### WORK REQUIRED
Which lines of the data contain the string "earth"? Copy every one.

### Stored items
......

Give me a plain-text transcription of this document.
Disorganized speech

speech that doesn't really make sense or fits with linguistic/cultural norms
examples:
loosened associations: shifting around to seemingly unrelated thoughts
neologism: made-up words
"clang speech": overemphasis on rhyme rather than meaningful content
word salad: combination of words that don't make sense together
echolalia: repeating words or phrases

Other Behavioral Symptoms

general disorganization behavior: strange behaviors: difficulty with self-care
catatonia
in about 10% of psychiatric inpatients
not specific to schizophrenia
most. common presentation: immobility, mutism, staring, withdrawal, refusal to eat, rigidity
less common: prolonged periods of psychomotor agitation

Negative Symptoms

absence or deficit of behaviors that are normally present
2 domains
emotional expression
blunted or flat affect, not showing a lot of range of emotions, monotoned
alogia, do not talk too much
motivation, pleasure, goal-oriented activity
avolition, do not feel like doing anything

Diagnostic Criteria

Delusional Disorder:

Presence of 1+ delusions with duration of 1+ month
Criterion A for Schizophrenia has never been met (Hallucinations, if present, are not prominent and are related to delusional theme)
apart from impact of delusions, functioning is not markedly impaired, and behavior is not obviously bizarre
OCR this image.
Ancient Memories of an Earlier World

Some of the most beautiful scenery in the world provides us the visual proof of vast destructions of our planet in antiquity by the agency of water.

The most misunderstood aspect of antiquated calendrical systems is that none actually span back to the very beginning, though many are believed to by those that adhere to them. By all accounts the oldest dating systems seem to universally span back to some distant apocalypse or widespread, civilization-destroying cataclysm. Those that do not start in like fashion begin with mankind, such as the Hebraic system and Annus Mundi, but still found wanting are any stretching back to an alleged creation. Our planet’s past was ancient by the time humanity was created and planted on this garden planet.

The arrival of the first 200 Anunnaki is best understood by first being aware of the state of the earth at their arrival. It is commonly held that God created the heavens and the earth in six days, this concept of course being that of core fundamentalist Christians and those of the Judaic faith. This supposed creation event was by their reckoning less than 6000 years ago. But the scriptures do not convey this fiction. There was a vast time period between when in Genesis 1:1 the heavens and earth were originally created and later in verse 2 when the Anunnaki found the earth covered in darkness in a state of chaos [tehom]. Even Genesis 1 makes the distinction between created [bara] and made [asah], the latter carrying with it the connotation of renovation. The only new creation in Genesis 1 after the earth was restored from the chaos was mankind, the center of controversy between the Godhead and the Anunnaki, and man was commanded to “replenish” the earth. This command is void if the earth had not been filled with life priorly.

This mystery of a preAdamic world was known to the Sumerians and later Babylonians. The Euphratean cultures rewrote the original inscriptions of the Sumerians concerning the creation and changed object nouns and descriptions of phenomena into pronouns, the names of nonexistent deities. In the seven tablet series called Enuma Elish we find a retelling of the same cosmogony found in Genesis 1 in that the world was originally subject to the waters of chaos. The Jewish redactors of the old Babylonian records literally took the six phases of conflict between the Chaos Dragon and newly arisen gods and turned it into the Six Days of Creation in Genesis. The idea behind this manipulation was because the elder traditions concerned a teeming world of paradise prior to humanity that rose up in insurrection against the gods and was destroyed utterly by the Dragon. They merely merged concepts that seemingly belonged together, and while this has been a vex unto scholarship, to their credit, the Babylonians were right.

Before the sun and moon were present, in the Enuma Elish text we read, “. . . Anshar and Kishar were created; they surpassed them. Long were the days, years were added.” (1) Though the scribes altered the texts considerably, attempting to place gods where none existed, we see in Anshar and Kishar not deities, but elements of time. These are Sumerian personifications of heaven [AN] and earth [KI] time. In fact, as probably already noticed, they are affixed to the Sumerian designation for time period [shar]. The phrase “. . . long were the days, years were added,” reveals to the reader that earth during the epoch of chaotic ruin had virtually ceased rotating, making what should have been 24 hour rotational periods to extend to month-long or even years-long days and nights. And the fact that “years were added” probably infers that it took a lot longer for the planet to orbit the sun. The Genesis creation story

......

### EXPECTED ANSWER
The arrival of the first 200 Anunnaki is best understood by first being aware of the state of the earth at their arrival. It is commonly held that God created the heavens and the earth in six days, this concept of course being that of core fundamentalist Christians and those of the Judaic faith. This supposed creation event was by their reckoning less than 6000 years ago. But the scriptures do not convey this fiction. There was a vast time period between when in Genesis 1:1 the heavens and earth were originally created and later in verse 2 when the Anunnaki found the earth covered in darkness in a state of chaos [tehom]. Even Genesis 1 makes the distinction between created [bara] and made [asah], the latter carrying with it the connotation of renovation. The only new creation in Genesis 1 after the earth was restored from the chaos was mankind, the center of controversy between the Godhead and the Anunnaki, and man was commanded to “replenish” the earth. This command is void if the earth had not been filled with life priorly.
Before the sun and moon were present, in the Enuma Elish text we read, “. . . Anshar and Kishar were created; they surpassed them. Long were the days, years were added.” (1) Though the scribes altered the texts considerably, attempting to place gods where none existed, we see in Anshar and Kishar not deities, but elements of time. These are Sumerian personifications of heaven [AN] and earth [KI] time. In fact, as probably already noticed, they are affixed to the Sumerian designation for time period [shar]. The phrase “. . . long were the days, years were added,” reveals to the reader that earth during the epoch of chaotic ruin had virtually ceased rotating, making what should have been 24 hour rotational periods to extend to month-long or even years-long days and nights. And the fact that “years were added” probably infers that it took a lot longer for the planet to orbit the sun. The Genesis creation story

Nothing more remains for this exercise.